◆ **Objective**
Identify each line below containing the string "возрасте" and copy it.
=== Task input ===
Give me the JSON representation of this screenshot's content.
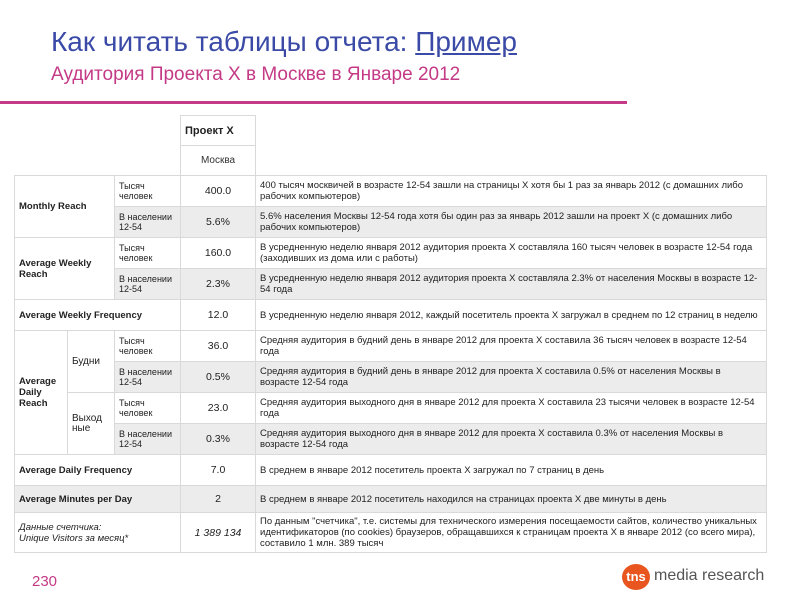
{
  "header": {
    "title_main": "Как читать таблицы отчета: ",
    "title_link": "Пример",
    "subtitle": "Аудитория Проекта X в Москве в Январе 2012"
  },
  "table": {
    "project": "Проект X",
    "city": "Москва",
    "monthly_reach": {
      "label": "Monthly Reach",
      "rows": [
        {
          "unit": "Тысяч человек",
          "value": "400.0",
          "desc": "400 тысяч москвичей в возрасте 12-54 зашли на страницы X хотя бы 1 раз за январь 2012 (с домашних либо рабочих компьютеров)"
        },
        {
          "unit": "В населении 12-54",
          "value": "5.6%",
          "desc": "5.6% населения Москвы 12-54 года хотя бы один раз за январь 2012 зашли на проект X (с домашних либо рабочих компьютеров)"
        }
      ]
    },
    "weekly_reach": {
      "label": "Average Weekly Reach",
      "rows": [
        {
          "unit": "Тысяч человек",
          "value": "160.0",
          "desc": "В усредненную неделю января 2012 аудитория проекта X составляла 160 тысяч человек в возрасте 12-54 года (заходивших из дома или с работы)"
        },
        {
          "unit": "В населении 12-54",
          "value": "2.3%",
          "desc": "В усредненную неделю января 2012 аудитория проекта X составляла 2.3% от населения Москвы в возрасте 12-54 года"
        }
      ]
    },
    "weekly_frequency": {
      "label": "Average Weekly Frequency",
      "value": "12.0",
      "desc": "В усредненную неделю января 2012, каждый посетитель проекта X загружал в среднем по 12 страниц в неделю"
    },
    "daily_reach": {
      "label": "Average Daily Reach",
      "weekdays": {
        "label": "Будни",
        "rows": [
          {
            "unit": "Тысяч человек",
            "value": "36.0",
            "desc": "Средняя аудитория в будний день в январе 2012 для проекта X составила 36 тысяч человек в возрасте 12-54 года"
          },
          {
            "unit": "В населении 12-54",
            "value": "0.5%",
            "desc": "Средняя аудитория в будний день в январе 2012 для проекта X составила 0.5% от населения Москвы в возрасте 12-54 года"
          }
        ]
      },
      "weekend": {
        "label": "Выход ные",
        "rows": [
          {
            "unit": "Тысяч человек",
            "value": "23.0",
            "desc": "Средняя аудитория выходного дня в январе 2012 для проекта X составила 23 тысячи человек в возрасте 12-54 года"
          },
          {
            "unit": "В населении 12-54",
            "value": "0.3%",
            "desc": "Средняя аудитория выходного дня в январе 2012 для проекта X составила 0.3% от населения Москвы в возрасте 12-54 года"
          }
        ]
      }
    },
    "daily_frequency": {
      "label": "Average Daily Frequency",
      "value": "7.0",
      "desc": "В среднем в январе 2012 посетитель проекта X загружал по 7 страниц в день"
    },
    "minutes_per_day": {
      "label": "Average Minutes per Day",
      "value": "2",
      "desc": "В среднем в январе 2012 посетитель находился на страницах проекта X две минуты в день"
    },
    "counter": {
      "label_line1": "Данные счетчика:",
      "label_line2": "Unique Visitors за месяц*",
      "value": "1 389 134",
      "desc": "По данным \"счетчика\", т.е. системы для технического измерения посещаемости сайтов, количество уникальных идентификаторов (по cookies) браузеров, обращавшихся к страницам проекта X в январе 2012 (со всего мира), составило 1 млн. 389 тысяч"
    }
  },
  "footer": {
    "page_number": "230",
    "logo_mark": "tns",
    "logo_text": "media research"
  },
  "colors": {
    "title": "#3a4aa6",
    "accent": "#c43a86",
    "logo": "#e8551e",
    "row_shade": "#ececec"
  }
}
===
◆ **Task response**
          "desc": "400 тысяч москвичей в возрасте 12-54 зашли на страницы X хотя бы 1 раз за январь 2012 (с домашних либо рабочих компьютеров)"
          "desc": "В усредненную неделю января 2012 аудитория проекта X составляла 160 тысяч человек в возрасте 12-54 года (заходивших из дома или с работы)"
          "desc": "В усредненную неделю января 2012 аудитория проекта X составляла 2.3% от населения Москвы в возрасте 12-54 года"
            "desc": "Средняя аудитория в будний день в январе 2012 для проекта X составила 36 тысяч человек в возрасте 12-54 года"
            "desc": "Средняя аудитория в будний день в январе 2012 для проекта X составила 0.5% от населения Москвы в возрасте 12-54 года"
            "desc": "Средняя аудитория выходного дня в январе 2012 для проекта X составила 23 тысячи человек в возрасте 12-54 года"
            "desc": "Средняя аудитория выходного дня в январе 2012 для проекта X составила 0.3% от населения Москвы в возрасте 12-54 года"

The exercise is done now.